WRITTEN INSTRUCTION:
Find and return each line containing "JSON".

[Collected data entries]
********************

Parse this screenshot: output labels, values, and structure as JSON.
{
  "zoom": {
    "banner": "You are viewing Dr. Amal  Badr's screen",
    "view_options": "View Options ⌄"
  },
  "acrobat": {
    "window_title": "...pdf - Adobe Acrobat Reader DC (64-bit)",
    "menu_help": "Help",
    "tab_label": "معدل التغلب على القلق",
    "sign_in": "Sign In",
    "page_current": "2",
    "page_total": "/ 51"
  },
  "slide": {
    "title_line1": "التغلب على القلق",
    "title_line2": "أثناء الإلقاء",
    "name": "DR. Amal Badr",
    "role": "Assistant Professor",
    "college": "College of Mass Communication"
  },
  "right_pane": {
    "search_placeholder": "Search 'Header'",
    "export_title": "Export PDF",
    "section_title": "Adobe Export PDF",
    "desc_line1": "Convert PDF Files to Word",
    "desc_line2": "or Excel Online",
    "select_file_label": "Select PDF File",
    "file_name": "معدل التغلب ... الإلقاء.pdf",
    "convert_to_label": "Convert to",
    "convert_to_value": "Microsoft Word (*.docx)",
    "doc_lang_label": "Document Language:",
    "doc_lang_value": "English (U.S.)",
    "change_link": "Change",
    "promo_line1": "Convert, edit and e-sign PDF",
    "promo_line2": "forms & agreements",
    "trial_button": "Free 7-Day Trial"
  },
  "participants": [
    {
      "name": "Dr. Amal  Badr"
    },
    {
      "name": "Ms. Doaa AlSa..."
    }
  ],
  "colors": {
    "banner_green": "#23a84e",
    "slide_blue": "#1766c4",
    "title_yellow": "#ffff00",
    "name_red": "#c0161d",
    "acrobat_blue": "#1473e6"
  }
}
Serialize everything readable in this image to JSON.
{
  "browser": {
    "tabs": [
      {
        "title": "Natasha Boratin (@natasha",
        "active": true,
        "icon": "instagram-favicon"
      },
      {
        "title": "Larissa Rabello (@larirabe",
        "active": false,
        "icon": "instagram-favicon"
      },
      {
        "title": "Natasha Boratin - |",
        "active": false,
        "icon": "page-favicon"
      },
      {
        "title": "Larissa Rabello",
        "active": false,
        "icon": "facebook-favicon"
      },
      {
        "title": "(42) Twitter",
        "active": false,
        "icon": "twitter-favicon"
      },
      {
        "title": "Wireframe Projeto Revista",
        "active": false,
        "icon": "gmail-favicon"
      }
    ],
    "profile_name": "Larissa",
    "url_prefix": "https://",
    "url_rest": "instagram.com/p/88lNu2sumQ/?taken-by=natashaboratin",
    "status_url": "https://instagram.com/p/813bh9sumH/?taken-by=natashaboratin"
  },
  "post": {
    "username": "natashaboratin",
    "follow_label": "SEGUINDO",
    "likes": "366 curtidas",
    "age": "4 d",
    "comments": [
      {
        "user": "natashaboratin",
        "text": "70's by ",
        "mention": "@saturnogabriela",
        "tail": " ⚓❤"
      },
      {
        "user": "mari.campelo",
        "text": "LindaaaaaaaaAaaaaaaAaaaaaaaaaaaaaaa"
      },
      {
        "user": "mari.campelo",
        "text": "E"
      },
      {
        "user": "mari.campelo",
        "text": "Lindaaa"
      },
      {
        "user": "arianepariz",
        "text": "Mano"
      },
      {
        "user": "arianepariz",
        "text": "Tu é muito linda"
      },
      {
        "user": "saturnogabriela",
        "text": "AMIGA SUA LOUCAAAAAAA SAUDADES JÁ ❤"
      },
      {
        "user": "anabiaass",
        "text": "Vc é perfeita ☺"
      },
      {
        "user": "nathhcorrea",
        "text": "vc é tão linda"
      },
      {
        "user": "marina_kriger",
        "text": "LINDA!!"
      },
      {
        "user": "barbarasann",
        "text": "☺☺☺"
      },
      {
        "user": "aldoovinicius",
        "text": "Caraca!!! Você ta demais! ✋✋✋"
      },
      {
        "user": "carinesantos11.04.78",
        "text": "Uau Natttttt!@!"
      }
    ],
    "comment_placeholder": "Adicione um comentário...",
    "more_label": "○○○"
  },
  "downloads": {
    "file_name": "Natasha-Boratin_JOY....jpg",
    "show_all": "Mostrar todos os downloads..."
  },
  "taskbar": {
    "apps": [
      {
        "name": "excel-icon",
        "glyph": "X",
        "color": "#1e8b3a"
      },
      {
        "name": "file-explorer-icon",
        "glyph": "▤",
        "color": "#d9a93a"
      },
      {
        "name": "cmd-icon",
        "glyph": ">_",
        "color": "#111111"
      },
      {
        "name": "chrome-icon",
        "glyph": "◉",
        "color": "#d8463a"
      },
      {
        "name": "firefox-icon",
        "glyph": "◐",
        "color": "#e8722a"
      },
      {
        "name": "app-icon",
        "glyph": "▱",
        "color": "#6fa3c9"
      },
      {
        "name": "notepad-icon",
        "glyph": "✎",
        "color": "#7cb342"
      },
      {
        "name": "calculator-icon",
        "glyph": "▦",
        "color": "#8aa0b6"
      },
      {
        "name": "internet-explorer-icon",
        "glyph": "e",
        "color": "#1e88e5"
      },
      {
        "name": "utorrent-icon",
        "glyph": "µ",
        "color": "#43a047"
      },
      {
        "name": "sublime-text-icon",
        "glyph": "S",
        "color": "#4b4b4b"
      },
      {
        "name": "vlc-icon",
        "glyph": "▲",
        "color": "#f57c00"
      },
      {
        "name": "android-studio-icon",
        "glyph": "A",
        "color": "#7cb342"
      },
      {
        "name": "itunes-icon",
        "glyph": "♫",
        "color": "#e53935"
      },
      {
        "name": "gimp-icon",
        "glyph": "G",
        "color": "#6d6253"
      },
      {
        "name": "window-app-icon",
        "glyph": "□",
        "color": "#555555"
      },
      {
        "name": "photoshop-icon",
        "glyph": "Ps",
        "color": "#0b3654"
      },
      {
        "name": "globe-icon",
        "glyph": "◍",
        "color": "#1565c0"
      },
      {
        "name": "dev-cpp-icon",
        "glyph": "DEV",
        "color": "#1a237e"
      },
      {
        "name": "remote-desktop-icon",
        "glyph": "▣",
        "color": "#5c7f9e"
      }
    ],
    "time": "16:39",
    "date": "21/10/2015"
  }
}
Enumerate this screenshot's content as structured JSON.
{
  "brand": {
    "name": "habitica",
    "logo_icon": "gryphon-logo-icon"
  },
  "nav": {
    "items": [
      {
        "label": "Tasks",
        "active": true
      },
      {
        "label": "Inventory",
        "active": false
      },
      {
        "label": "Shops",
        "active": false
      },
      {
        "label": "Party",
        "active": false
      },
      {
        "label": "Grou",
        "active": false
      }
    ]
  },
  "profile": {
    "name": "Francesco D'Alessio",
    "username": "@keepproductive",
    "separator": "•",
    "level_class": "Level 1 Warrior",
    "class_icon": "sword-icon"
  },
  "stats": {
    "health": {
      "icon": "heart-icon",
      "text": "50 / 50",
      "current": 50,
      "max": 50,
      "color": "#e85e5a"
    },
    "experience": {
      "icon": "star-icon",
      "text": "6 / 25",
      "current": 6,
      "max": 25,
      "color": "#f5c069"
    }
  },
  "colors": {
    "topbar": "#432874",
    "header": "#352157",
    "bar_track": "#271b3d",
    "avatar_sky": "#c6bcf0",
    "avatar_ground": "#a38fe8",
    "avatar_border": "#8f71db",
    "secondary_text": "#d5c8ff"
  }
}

********************

ANSWER TO THE TASK:
Parse this screenshot: output labels, values, and structure as JSON.
Serialize everything readable in this image to JSON.
Enumerate this screenshot's content as structured JSON.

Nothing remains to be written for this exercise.